===== GIVEN ENTRIES

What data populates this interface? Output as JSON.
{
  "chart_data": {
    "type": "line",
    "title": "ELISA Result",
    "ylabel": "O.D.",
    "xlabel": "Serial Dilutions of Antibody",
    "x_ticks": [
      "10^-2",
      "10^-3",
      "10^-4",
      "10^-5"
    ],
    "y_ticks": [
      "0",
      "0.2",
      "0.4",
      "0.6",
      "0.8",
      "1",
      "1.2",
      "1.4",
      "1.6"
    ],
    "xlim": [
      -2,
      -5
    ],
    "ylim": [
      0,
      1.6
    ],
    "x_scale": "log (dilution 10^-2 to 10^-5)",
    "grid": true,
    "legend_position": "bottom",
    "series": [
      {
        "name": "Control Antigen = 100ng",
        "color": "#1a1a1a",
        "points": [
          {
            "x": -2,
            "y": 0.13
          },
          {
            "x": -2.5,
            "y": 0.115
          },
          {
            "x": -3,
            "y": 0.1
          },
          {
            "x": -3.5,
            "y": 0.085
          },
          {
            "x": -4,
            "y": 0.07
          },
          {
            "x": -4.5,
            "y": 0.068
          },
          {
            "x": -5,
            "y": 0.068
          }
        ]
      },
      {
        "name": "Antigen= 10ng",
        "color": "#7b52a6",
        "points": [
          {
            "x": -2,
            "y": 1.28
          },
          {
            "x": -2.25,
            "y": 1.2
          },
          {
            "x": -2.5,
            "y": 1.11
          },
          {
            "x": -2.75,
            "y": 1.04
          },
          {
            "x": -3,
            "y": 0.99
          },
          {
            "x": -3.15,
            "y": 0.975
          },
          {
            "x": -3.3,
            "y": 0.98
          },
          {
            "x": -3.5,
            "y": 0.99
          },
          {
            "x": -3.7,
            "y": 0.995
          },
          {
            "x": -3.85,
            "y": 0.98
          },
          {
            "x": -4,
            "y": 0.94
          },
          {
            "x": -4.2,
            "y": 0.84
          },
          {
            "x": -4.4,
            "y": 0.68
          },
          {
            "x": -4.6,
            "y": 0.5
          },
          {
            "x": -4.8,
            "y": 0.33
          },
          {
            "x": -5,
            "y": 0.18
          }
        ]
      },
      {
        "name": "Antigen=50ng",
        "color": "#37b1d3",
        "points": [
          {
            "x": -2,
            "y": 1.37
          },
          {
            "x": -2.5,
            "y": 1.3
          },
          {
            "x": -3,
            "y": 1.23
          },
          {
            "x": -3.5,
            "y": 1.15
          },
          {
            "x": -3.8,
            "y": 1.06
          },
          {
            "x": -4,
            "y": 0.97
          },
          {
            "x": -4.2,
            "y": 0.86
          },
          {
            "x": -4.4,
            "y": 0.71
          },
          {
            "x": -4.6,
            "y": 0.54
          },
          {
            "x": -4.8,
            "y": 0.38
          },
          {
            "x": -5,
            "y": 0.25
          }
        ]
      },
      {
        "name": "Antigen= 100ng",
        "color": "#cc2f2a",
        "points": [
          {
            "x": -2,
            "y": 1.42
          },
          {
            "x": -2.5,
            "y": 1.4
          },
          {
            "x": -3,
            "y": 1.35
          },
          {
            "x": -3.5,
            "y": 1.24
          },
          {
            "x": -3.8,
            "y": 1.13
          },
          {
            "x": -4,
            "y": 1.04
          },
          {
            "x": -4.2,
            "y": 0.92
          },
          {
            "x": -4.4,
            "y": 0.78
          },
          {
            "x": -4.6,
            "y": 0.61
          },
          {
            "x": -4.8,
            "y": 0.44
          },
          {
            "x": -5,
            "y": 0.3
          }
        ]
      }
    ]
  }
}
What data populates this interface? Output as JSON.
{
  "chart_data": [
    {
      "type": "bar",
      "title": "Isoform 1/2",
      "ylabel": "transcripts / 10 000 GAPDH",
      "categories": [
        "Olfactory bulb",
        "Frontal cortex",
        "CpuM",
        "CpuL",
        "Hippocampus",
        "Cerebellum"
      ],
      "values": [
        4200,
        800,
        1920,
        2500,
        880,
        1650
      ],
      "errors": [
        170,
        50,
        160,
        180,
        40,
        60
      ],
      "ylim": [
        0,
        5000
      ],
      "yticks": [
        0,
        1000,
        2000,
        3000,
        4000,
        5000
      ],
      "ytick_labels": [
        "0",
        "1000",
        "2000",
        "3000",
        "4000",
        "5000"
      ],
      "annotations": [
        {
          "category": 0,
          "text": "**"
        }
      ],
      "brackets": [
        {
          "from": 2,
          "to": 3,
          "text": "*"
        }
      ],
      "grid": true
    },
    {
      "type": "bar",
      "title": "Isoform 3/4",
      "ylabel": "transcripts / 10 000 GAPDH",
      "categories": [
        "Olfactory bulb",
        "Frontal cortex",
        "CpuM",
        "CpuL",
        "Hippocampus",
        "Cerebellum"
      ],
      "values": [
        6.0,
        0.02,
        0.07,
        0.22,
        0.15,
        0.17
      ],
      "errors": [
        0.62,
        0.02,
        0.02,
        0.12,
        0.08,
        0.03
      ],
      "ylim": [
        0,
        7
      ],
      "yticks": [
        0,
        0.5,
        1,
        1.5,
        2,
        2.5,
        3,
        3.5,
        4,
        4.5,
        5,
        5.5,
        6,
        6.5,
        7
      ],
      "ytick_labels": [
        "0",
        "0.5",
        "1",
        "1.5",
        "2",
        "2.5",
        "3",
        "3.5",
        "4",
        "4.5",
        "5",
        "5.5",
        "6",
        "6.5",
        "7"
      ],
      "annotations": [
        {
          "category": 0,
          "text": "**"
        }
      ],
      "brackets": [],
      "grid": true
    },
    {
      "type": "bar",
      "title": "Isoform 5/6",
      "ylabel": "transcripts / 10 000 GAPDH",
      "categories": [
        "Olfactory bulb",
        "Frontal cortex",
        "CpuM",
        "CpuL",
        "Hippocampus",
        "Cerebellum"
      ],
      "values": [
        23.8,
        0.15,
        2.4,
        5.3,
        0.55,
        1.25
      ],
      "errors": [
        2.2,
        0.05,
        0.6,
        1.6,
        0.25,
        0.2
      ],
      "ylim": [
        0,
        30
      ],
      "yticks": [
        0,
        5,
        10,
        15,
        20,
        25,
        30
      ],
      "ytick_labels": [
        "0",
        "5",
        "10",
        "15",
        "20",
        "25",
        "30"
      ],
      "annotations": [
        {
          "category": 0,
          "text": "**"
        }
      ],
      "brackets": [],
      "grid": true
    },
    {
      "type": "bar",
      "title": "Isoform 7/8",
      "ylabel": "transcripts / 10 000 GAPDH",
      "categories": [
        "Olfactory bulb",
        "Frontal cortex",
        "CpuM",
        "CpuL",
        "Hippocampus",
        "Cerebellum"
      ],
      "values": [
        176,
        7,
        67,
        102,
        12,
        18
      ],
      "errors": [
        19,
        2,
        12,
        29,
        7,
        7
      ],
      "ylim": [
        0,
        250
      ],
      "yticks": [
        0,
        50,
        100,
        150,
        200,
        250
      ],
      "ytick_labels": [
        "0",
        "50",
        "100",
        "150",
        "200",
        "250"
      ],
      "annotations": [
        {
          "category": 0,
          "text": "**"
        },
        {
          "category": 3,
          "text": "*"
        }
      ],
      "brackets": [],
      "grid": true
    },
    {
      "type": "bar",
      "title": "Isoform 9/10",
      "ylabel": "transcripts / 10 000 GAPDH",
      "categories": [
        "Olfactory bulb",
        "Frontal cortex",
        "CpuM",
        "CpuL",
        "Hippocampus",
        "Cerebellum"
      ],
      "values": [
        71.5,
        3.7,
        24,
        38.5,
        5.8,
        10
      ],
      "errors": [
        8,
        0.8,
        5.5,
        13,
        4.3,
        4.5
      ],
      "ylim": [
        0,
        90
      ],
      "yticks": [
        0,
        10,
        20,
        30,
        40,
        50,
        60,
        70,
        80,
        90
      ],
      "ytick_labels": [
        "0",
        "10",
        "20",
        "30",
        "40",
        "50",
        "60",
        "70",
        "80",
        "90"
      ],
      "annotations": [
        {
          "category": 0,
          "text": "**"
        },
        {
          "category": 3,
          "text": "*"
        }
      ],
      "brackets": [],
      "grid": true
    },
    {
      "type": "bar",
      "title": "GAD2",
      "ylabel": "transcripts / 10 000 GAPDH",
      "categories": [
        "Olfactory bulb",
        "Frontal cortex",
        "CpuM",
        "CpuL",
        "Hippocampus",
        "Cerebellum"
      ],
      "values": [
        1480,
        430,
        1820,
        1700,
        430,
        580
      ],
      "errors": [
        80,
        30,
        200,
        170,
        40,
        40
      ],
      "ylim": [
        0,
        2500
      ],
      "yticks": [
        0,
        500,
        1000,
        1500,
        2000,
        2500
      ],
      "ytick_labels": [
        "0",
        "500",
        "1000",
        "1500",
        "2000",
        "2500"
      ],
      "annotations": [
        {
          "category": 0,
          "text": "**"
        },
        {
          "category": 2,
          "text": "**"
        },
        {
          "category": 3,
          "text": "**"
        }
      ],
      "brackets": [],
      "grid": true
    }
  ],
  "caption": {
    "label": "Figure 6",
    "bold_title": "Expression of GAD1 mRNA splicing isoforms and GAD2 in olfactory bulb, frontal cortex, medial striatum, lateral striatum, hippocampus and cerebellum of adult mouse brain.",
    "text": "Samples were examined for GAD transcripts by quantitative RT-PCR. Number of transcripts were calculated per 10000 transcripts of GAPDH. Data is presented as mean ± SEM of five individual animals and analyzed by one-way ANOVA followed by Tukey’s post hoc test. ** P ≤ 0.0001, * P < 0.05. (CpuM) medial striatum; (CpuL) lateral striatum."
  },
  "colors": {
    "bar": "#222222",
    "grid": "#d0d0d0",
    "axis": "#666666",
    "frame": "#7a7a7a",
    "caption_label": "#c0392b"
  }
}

==========

Show each line from the listing above that includes the word "name".

        "name": "Control Antigen = 100ng",
        "name": "Antigen= 10ng",
        "name": "Antigen=50ng",
        "name": "Antigen= 100ng",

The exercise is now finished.